(Data entries for graphics)
· · · ·

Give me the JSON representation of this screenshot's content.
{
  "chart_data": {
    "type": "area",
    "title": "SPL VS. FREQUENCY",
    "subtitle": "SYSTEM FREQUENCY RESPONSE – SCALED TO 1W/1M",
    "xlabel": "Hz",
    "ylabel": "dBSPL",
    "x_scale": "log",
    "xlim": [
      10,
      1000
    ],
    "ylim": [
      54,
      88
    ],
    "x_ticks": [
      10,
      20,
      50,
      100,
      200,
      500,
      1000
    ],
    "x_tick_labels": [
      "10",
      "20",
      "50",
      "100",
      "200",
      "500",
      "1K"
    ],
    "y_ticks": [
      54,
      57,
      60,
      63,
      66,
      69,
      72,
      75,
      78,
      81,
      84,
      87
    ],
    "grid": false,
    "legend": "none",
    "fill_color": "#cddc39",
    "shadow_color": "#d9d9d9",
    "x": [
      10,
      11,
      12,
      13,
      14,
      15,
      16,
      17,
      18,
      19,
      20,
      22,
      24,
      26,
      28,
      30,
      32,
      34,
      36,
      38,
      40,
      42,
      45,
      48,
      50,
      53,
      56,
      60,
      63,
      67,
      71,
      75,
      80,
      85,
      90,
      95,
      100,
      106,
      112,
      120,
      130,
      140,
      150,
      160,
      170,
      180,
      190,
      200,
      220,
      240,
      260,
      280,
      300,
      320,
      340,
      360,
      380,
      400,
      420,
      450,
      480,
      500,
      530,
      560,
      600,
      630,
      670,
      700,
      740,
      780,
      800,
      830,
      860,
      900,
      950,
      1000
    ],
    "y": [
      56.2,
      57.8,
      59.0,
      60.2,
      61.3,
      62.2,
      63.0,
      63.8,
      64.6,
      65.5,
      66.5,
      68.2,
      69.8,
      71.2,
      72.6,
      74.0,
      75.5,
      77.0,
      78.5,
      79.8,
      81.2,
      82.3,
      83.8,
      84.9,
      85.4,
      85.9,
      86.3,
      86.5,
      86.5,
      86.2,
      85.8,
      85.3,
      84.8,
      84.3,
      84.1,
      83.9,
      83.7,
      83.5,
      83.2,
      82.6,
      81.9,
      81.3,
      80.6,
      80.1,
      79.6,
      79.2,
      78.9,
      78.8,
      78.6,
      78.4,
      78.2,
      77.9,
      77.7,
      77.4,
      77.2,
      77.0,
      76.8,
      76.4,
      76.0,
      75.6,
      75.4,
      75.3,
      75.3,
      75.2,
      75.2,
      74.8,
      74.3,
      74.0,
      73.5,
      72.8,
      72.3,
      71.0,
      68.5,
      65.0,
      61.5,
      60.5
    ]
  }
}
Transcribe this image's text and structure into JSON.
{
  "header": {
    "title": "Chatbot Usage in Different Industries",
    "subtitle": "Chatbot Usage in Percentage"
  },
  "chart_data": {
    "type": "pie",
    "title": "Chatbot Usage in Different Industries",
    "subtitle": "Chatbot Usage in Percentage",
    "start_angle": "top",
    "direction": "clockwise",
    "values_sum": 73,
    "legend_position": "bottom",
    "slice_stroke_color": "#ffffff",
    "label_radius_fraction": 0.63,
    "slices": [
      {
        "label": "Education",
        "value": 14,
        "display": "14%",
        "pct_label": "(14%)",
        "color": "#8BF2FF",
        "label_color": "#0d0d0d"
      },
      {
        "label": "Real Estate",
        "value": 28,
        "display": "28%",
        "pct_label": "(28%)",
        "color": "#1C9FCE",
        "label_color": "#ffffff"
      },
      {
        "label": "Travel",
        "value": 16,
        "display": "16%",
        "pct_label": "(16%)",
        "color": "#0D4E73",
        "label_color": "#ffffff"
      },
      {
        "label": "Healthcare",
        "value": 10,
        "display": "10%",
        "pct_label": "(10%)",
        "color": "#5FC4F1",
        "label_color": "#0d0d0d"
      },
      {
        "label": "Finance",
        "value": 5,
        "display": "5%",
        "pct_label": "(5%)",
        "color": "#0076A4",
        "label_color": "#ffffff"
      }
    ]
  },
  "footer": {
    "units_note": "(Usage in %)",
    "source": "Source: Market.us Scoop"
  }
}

· · · ·

WHAT YOU SHOULD DO: Exact output of every entry is required.

RESPONSE TO THE EXERCISE:
Give me the JSON representation of this screenshot's content.
{
  "chart_data": {
    "type": "area",
    "title": "SPL VS. FREQUENCY",
    "subtitle": "SYSTEM FREQUENCY RESPONSE – SCALED TO 1W/1M",
    "xlabel": "Hz",
    "ylabel": "dBSPL",
    "x_scale": "log",
    "xlim": [
      10,
      1000
    ],
    "ylim": [
      54,
      88
    ],
    "x_ticks": [
      10,
      20,
      50,
      100,
      200,
      500,
      1000
    ],
    "x_tick_labels": [
      "10",
      "20",
      "50",
      "100",
      "200",
      "500",
      "1K"
    ],
    "y_ticks": [
      54,
      57,
      60,
      63,
      66,
      69,
      72,
      75,
      78,
      81,
      84,
      87
    ],
    "grid": false,
    "legend": "none",
    "fill_color": "#cddc39",
    "shadow_color": "#d9d9d9",
    "x": [
      10,
      11,
      12,
      13,
      14,
      15,
      16,
      17,
      18,
      19,
      20,
      22,
      24,
      26,
      28,
      30,
      32,
      34,
      36,
      38,
      40,
      42,
      45,
      48,
      50,
      53,
      56,
      60,
      63,
      67,
      71,
      75,
      80,
      85,
      90,
      95,
      100,
      106,
      112,
      120,
      130,
      140,
      150,
      160,
      170,
      180,
      190,
      200,
      220,
      240,
      260,
      280,
      300,
      320,
      340,
      360,
      380,
      400,
      420,
      450,
      480,
      500,
      530,
      560,
      600,
      630,
      670,
      700,
      740,
      780,
      800,
      830,
      860,
      900,
      950,
      1000
    ],
    "y": [
      56.2,
      57.8,
      59.0,
      60.2,
      61.3,
      62.2,
      63.0,
      63.8,
      64.6,
      65.5,
      66.5,
      68.2,
      69.8,
      71.2,
      72.6,
      74.0,
      75.5,
      77.0,
      78.5,
      79.8,
      81.2,
      82.3,
      83.8,
      84.9,
      85.4,
      85.9,
      86.3,
      86.5,
      86.5,
      86.2,
      85.8,
      85.3,
      84.8,
      84.3,
      84.1,
      83.9,
      83.7,
      83.5,
      83.2,
      82.6,
      81.9,
      81.3,
      80.6,
      80.1,
      79.6,
      79.2,
      78.9,
      78.8,
      78.6,
      78.4,
      78.2,
      77.9,
      77.7,
      77.4,
      77.2,
      77.0,
      76.8,
      76.4,
      76.0,
      75.6,
      75.4,
      75.3,
      75.3,
      75.2,
      75.2,
      74.8,
      74.3,
      74.0,
      73.5,
      72.8,
      72.3,
      71.0,
      68.5,
      65.0,
      61.5,
      60.5
    ]
  }
}
Transcribe this image's text and structure into JSON.
{
  "header": {
    "title": "Chatbot Usage in Different Industries",
    "subtitle": "Chatbot Usage in Percentage"
  },
  "chart_data": {
    "type": "pie",
    "title": "Chatbot Usage in Different Industries",
    "subtitle": "Chatbot Usage in Percentage",
    "start_angle": "top",
    "direction": "clockwise",
    "values_sum": 73,
    "legend_position": "bottom",
    "slice_stroke_color": "#ffffff",
    "label_radius_fraction": 0.63,
    "slices": [
      {
        "label": "Education",
        "value": 14,
        "display": "14%",
        "pct_label": "(14%)",
        "color": "#8BF2FF",
        "label_color": "#0d0d0d"
      },
      {
        "label": "Real Estate",
        "value": 28,
        "display": "28%",
        "pct_label": "(28%)",
        "color": "#1C9FCE",
        "label_color": "#ffffff"
      },
      {
        "label": "Travel",
        "value": 16,
        "display": "16%",
        "pct_label": "(16%)",
        "color": "#0D4E73",
        "label_color": "#ffffff"
      },
      {
        "label": "Healthcare",
        "value": 10,
        "display": "10%",
        "pct_label": "(10%)",
        "color": "#5FC4F1",
        "label_color": "#0d0d0d"
      },
      {
        "label": "Finance",
        "value": 5,
        "display": "5%",
        "pct_label": "(5%)",
        "color": "#0076A4",
        "label_color": "#ffffff"
      }
    ]
  },
  "footer": {
    "units_note": "(Usage in %)",
    "source": "Source: Market.us Scoop"
  }
}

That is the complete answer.